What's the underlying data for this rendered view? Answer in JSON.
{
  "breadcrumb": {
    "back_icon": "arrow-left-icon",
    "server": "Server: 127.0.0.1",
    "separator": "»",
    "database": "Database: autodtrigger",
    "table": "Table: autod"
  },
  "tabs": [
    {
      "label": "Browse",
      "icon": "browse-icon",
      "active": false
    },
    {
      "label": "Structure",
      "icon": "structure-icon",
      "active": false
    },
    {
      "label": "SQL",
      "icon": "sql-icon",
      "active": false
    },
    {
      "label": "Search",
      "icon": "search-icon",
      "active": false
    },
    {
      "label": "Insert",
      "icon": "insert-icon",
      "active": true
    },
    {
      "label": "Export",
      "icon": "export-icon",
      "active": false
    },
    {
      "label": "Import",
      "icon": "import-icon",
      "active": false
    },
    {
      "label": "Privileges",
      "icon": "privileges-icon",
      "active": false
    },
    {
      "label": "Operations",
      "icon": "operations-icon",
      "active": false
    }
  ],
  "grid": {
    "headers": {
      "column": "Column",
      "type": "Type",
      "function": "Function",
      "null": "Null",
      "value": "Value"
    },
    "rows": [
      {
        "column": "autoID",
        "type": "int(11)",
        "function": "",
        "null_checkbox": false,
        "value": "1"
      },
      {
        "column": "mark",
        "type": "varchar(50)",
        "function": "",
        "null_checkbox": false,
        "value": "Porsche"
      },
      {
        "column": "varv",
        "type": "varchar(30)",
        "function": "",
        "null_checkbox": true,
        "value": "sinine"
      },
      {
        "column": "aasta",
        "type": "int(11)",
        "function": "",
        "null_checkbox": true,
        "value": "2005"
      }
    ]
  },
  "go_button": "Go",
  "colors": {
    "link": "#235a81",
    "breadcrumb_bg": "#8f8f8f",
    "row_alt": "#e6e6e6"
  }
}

* * *

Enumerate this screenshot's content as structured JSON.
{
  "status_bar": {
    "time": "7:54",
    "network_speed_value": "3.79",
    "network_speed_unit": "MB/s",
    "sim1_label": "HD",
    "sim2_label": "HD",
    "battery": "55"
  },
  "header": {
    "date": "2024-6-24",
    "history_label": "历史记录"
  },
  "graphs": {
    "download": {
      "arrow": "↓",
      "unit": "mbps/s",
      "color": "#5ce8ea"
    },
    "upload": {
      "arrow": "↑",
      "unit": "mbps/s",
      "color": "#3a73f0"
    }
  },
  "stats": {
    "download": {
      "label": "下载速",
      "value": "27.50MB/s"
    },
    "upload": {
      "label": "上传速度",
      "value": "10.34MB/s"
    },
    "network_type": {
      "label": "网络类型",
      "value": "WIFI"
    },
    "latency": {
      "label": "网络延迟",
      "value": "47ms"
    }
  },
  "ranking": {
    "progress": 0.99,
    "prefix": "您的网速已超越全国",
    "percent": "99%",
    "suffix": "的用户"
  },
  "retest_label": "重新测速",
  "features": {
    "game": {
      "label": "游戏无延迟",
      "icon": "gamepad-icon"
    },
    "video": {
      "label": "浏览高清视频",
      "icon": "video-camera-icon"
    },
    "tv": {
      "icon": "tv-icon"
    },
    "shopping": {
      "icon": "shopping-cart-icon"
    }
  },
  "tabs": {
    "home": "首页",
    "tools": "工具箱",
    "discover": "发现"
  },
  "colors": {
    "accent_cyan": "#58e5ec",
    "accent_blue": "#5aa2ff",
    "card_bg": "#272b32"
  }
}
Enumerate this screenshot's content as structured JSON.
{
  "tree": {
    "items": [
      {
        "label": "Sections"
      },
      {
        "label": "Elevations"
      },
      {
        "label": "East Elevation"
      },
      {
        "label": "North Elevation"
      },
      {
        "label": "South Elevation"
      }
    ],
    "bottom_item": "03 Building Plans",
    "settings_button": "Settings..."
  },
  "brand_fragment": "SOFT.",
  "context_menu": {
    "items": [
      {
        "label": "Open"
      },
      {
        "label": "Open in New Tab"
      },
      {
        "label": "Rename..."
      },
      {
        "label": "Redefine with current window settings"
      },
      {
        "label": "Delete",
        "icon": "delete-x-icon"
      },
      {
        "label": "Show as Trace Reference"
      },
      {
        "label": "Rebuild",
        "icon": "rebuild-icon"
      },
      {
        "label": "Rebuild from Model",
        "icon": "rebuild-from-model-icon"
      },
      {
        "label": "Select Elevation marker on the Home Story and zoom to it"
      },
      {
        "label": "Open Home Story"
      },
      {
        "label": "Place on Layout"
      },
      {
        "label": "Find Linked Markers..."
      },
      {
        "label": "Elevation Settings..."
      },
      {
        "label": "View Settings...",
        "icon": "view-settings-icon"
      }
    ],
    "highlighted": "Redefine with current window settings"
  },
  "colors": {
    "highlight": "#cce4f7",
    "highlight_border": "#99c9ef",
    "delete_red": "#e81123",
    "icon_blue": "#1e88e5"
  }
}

## DIRECTIONS
Each line that holds the string "with" counts once; give the total and nothing else.

## SOLUTION TO THIS EXERCISE
2